** start of Records for the exercise **

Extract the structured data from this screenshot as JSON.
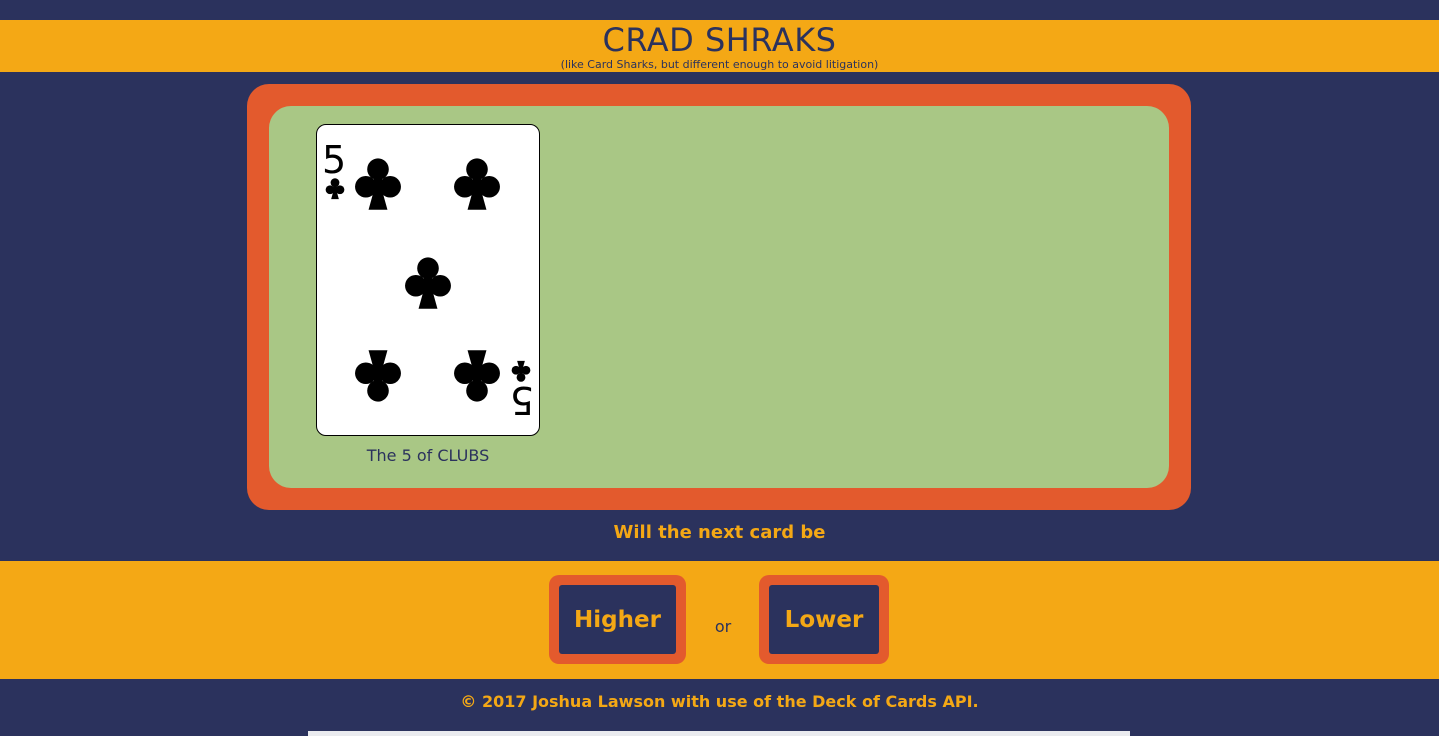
{
  "header": {
    "title": "CRAD SHRAKS",
    "subtitle": "(like Card Sharks, but different enough to avoid litigation)"
  },
  "card": {
    "rank": "5",
    "suit": "clubs",
    "caption": "The 5 of CLUBS"
  },
  "prompt": "Will the next card be",
  "controls": {
    "higher_label": "Higher",
    "or_label": "or",
    "lower_label": "Lower"
  },
  "footer": {
    "text": "© 2017 Joshua Lawson with use of the Deck of Cards API."
  },
  "colors": {
    "background": "#2b325d",
    "accent_yellow": "#f4a815",
    "accent_orange": "#e35a2d",
    "felt_green": "#a9c785"
  }
}
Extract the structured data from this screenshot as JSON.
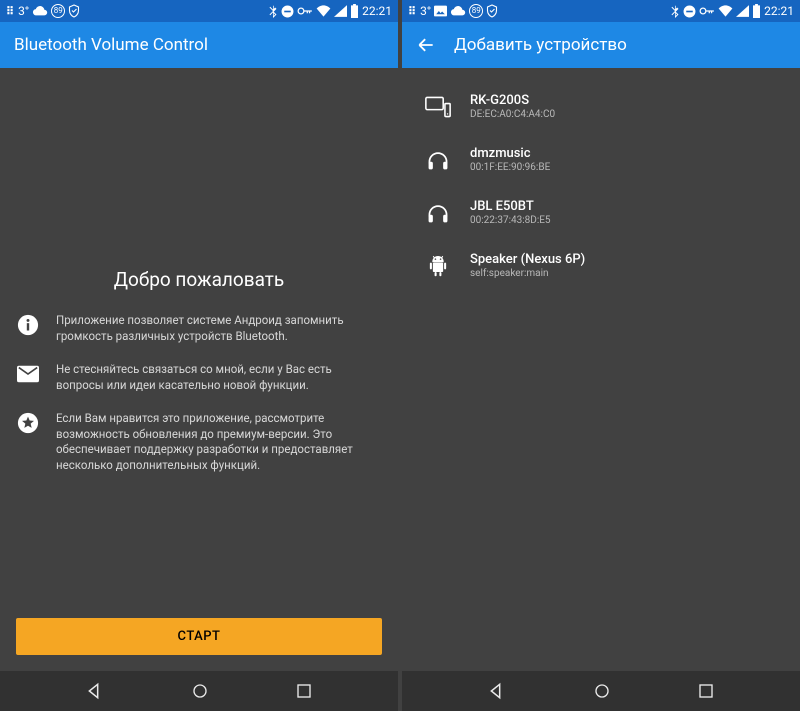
{
  "left": {
    "status": {
      "temp": "3°",
      "badge": "89",
      "time": "22:21"
    },
    "app_bar": {
      "title": "Bluetooth Volume Control"
    },
    "welcome": {
      "title": "Добро пожаловать",
      "info_text": "Приложение позволяет системе Андроид запомнить громкость различных устройств Bluetooth.",
      "mail_text": "Не стесняйтесь связаться со мной, если у Вас есть вопросы или идеи касательно новой функции.",
      "star_text": "Если Вам нравится это приложение, рассмотрите возможность обновления до премиум-версии. Это обеспечивает поддержку разработки и предоставляет несколько дополнительных функций."
    },
    "start_label": "СТАРТ"
  },
  "right": {
    "status": {
      "temp": "3°",
      "badge": "89",
      "time": "22:21"
    },
    "app_bar": {
      "title": "Добавить устройство"
    },
    "devices": [
      {
        "name": "RK-G200S",
        "sub": "DE:EC:A0:C4:A4:C0",
        "icon": "display"
      },
      {
        "name": "dmzmusic",
        "sub": "00:1F:EE:90:96:BE",
        "icon": "headphones"
      },
      {
        "name": "JBL E50BT",
        "sub": "00:22:37:43:8D:E5",
        "icon": "headphones"
      },
      {
        "name": "Speaker (Nexus 6P)",
        "sub": "self:speaker:main",
        "icon": "android"
      }
    ]
  }
}
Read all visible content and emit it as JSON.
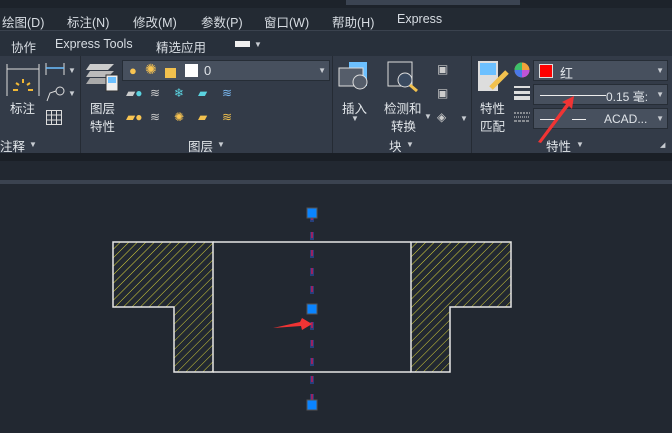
{
  "menubar": {
    "items": [
      "绘图(D)",
      "标注(N)",
      "修改(M)",
      "参数(P)",
      "窗口(W)",
      "帮助(H)",
      "Express"
    ]
  },
  "tabs": {
    "items": [
      "协作",
      "Express Tools",
      "精选应用"
    ]
  },
  "annotation_panel": {
    "dimension_label": "标注",
    "panel_label": "注释"
  },
  "layers_panel": {
    "layer_properties_label_1": "图层",
    "layer_properties_label_2": "特性",
    "current_layer": "0",
    "panel_label": "图层"
  },
  "block_panel": {
    "insert_label": "插入",
    "detect_label_1": "检测和",
    "detect_label_2": "转换",
    "panel_label": "块"
  },
  "properties_panel": {
    "match_label_1": "特性",
    "match_label_2": "匹配",
    "color_value": "红",
    "color_hex": "#ff0000",
    "lineweight_value": "0.15 毫:",
    "linetype_value": "ACAD...",
    "panel_label": "特性"
  },
  "colors": {
    "hatch": "#d8d23a",
    "outline": "#e6e6e6",
    "centerline": "#c0185a",
    "grip": "#0a84ff",
    "arrow": "#f03434"
  }
}
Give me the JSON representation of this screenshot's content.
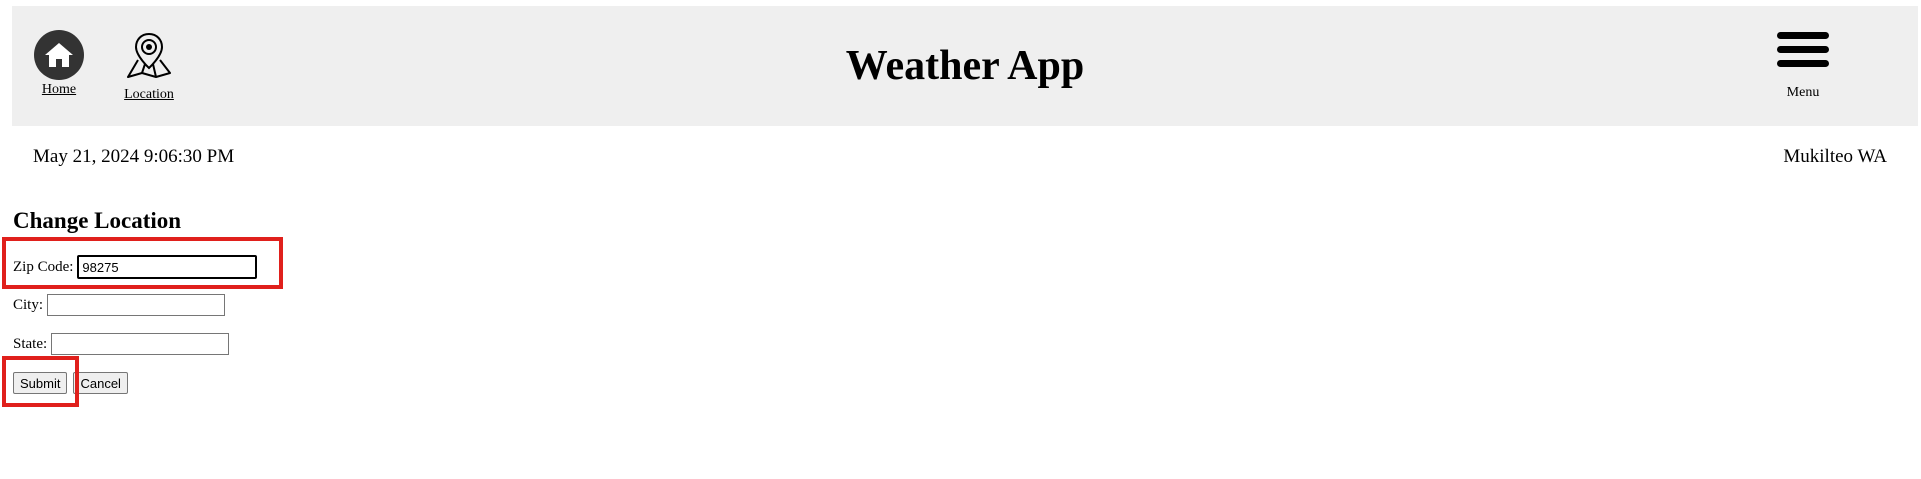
{
  "header": {
    "title": "Weather App",
    "nav": {
      "home_label": "Home",
      "location_label": "Location"
    },
    "menu_label": "Menu"
  },
  "info": {
    "datetime": "May 21, 2024 9:06:30 PM",
    "location": "Mukilteo WA"
  },
  "form": {
    "title": "Change Location",
    "zip_label": "Zip Code:",
    "zip_value": "98275",
    "city_label": "City:",
    "city_value": "",
    "state_label": "State:",
    "state_value": "",
    "submit_label": "Submit",
    "cancel_label": "Cancel"
  },
  "colors": {
    "header_bg": "#efefef",
    "highlight": "#e0201c",
    "home_icon_bg": "#333333"
  },
  "icons": {
    "home": "home-icon",
    "location": "map-pin-icon",
    "menu": "hamburger-menu-icon"
  }
}
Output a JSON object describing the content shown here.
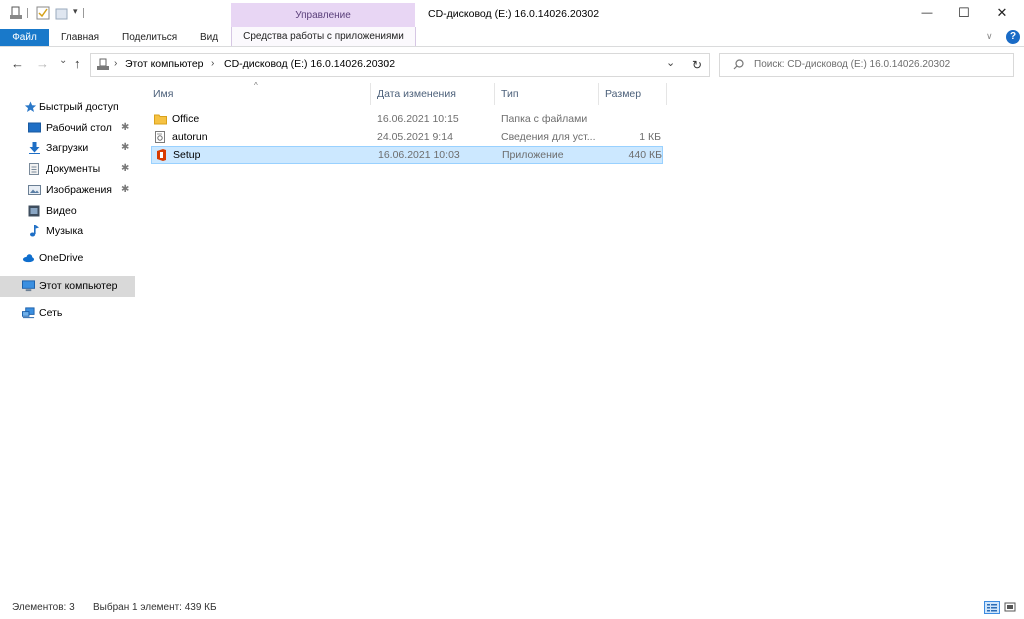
{
  "window": {
    "title": "CD-дисковод (E:) 16.0.14026.20302",
    "context_header": "Управление",
    "controls": {
      "minimize": "—",
      "maximize": "☐",
      "close": "✕"
    }
  },
  "quick_access_toolbar": {
    "icons": [
      "properties-icon",
      "checkmark-icon",
      "new-folder-icon",
      "customize-arrow-icon"
    ],
    "dropdown_glyph": "▾"
  },
  "ribbon": {
    "file_tab": "Файл",
    "tabs": [
      "Главная",
      "Поделиться",
      "Вид"
    ],
    "context_tab": "Средства работы с приложениями",
    "expand_glyph": "∨",
    "help_glyph": "?"
  },
  "navigation": {
    "back": "←",
    "forward": "→",
    "recent": "⌄",
    "up": "↑",
    "breadcrumb": [
      "Этот компьютер",
      "CD-дисковод (E:) 16.0.14026.20302"
    ],
    "separator": "›",
    "dropdown": "⌄",
    "refresh": "↻"
  },
  "search": {
    "placeholder": "Поиск: CD-дисковод (E:) 16.0.14026.20302",
    "icon": "search-icon"
  },
  "sidebar": {
    "pin_glyph": "✱",
    "items": [
      {
        "label": "Быстрый доступ",
        "icon": "star-icon",
        "pinned": false,
        "selected": false
      },
      {
        "label": "Рабочий стол",
        "icon": "desktop-icon",
        "pinned": true,
        "selected": false
      },
      {
        "label": "Загрузки",
        "icon": "download-icon",
        "pinned": true,
        "selected": false
      },
      {
        "label": "Документы",
        "icon": "documents-icon",
        "pinned": true,
        "selected": false
      },
      {
        "label": "Изображения",
        "icon": "pictures-icon",
        "pinned": true,
        "selected": false
      },
      {
        "label": "Видео",
        "icon": "video-icon",
        "pinned": false,
        "selected": false
      },
      {
        "label": "Музыка",
        "icon": "music-icon",
        "pinned": false,
        "selected": false
      },
      {
        "label": "OneDrive",
        "icon": "cloud-icon",
        "pinned": false,
        "selected": false
      },
      {
        "label": "Этот компьютер",
        "icon": "computer-icon",
        "pinned": false,
        "selected": true
      },
      {
        "label": "Сеть",
        "icon": "network-icon",
        "pinned": false,
        "selected": false
      }
    ]
  },
  "file_list": {
    "sort_glyph": "^",
    "columns": [
      "Имя",
      "Дата изменения",
      "Тип",
      "Размер"
    ],
    "rows": [
      {
        "name": "Office",
        "date": "16.06.2021 10:15",
        "type": "Папка с файлами",
        "size": "",
        "icon": "folder-icon",
        "selected": false
      },
      {
        "name": "autorun",
        "date": "24.05.2021 9:14",
        "type": "Сведения для уст...",
        "size": "1 КБ",
        "icon": "settings-file-icon",
        "selected": false
      },
      {
        "name": "Setup",
        "date": "16.06.2021 10:03",
        "type": "Приложение",
        "size": "440 КБ",
        "icon": "office-icon",
        "selected": true
      }
    ]
  },
  "status": {
    "count": "Элементов: 3",
    "selection": "Выбран 1 элемент: 439 КБ",
    "view_buttons": [
      "details-view-icon",
      "large-icons-view-icon"
    ]
  },
  "colors": {
    "accent": "#1979ca",
    "context_header": "#e8d6f4",
    "selection_bg": "#cce8ff",
    "selection_border": "#99d1ff",
    "folder": "#f6c243",
    "office_red": "#d83b01"
  }
}
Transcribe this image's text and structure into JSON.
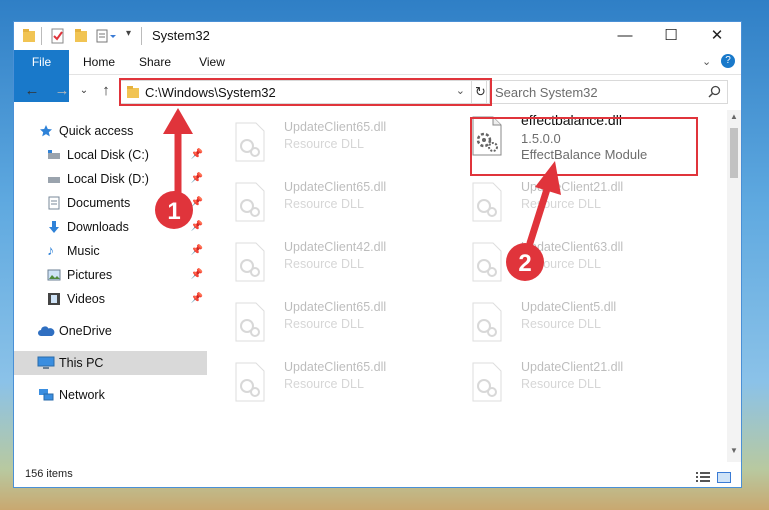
{
  "window": {
    "title": "System32"
  },
  "ribbon": {
    "tabs": [
      {
        "label": "File"
      },
      {
        "label": "Home"
      },
      {
        "label": "Share"
      },
      {
        "label": "View"
      }
    ]
  },
  "address": {
    "path": "C:\\Windows\\System32"
  },
  "search": {
    "placeholder": "Search System32"
  },
  "sidebar": {
    "items": [
      {
        "label": "Quick access"
      },
      {
        "label": "Local Disk (C:)"
      },
      {
        "label": "Local Disk (D:)"
      },
      {
        "label": "Documents"
      },
      {
        "label": "Downloads"
      },
      {
        "label": "Music"
      },
      {
        "label": "Pictures"
      },
      {
        "label": "Videos"
      },
      {
        "label": "OneDrive"
      },
      {
        "label": "This PC"
      },
      {
        "label": "Network"
      }
    ]
  },
  "files": {
    "highlighted": {
      "name": "effectbalance.dll",
      "version": "1.5.0.0",
      "description": "EffectBalance Module"
    },
    "left_column": [
      {
        "name": "UpdateClient65.dll",
        "desc": "Resource DLL"
      },
      {
        "name": "UpdateClient65.dll",
        "desc": "Resource DLL"
      },
      {
        "name": "UpdateClient42.dll",
        "desc": "Resource DLL"
      },
      {
        "name": "UpdateClient65.dll",
        "desc": "Resource DLL"
      },
      {
        "name": "UpdateClient65.dll",
        "desc": "Resource DLL"
      }
    ],
    "right_column": [
      {
        "name": "UpdateClient21.dll",
        "desc": "Resource DLL"
      },
      {
        "name": "UpdateClient63.dll",
        "desc": "Resource DLL"
      },
      {
        "name": "UpdateClient5.dll",
        "desc": "Resource DLL"
      },
      {
        "name": "UpdateClient21.dll",
        "desc": "Resource DLL"
      }
    ]
  },
  "status": {
    "item_count": "156 items"
  },
  "annotations": {
    "step1": "1",
    "step2": "2",
    "color": "#e0343b"
  }
}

** end of Records for the exercise **

• **Required task**
Say how many lines have the string "Bluetooth" in them, offering no words beyond the number.

• **Worked answer**
2